> _Work to be completed_
Say how many lines in the records include the string "комиссии", adding no other words.

> _Task material_
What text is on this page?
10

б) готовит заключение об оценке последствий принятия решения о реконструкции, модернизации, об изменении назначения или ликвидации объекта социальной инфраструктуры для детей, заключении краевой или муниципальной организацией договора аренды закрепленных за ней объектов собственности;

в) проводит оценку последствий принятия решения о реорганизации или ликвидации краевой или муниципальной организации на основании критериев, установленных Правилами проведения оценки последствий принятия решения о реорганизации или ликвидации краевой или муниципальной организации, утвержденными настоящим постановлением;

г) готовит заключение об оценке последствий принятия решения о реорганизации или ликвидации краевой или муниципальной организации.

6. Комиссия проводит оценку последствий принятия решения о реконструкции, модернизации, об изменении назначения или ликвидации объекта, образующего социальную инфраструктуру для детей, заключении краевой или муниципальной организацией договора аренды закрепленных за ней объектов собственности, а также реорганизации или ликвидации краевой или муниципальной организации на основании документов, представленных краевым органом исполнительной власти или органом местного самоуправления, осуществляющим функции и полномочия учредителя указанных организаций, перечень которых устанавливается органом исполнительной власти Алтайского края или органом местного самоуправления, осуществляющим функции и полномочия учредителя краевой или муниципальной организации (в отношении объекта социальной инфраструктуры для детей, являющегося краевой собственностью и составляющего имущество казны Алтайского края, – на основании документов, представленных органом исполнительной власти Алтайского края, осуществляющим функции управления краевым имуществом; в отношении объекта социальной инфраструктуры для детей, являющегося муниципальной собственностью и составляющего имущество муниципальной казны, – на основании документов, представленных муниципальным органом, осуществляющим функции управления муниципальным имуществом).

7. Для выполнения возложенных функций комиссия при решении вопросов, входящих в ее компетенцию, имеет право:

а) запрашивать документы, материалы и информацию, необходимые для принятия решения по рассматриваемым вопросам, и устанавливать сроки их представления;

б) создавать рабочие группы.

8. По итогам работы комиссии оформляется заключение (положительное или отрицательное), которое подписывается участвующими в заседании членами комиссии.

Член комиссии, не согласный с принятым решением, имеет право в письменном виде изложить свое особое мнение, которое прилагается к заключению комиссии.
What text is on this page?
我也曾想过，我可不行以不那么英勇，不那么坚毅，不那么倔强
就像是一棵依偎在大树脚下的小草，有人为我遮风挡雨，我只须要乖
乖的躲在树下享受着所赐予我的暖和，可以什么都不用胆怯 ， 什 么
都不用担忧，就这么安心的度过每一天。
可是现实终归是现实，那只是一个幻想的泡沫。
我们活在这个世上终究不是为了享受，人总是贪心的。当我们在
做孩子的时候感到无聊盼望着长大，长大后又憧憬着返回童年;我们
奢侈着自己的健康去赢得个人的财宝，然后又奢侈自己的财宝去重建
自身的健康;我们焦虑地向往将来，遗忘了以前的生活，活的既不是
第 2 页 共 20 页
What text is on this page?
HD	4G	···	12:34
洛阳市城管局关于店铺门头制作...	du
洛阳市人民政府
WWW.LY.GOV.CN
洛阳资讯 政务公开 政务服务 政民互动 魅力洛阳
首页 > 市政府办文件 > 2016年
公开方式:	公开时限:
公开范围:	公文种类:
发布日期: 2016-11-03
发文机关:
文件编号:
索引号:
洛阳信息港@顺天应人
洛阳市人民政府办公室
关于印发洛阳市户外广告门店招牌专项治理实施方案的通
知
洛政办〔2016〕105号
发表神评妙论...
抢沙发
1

> _Output of the task_
2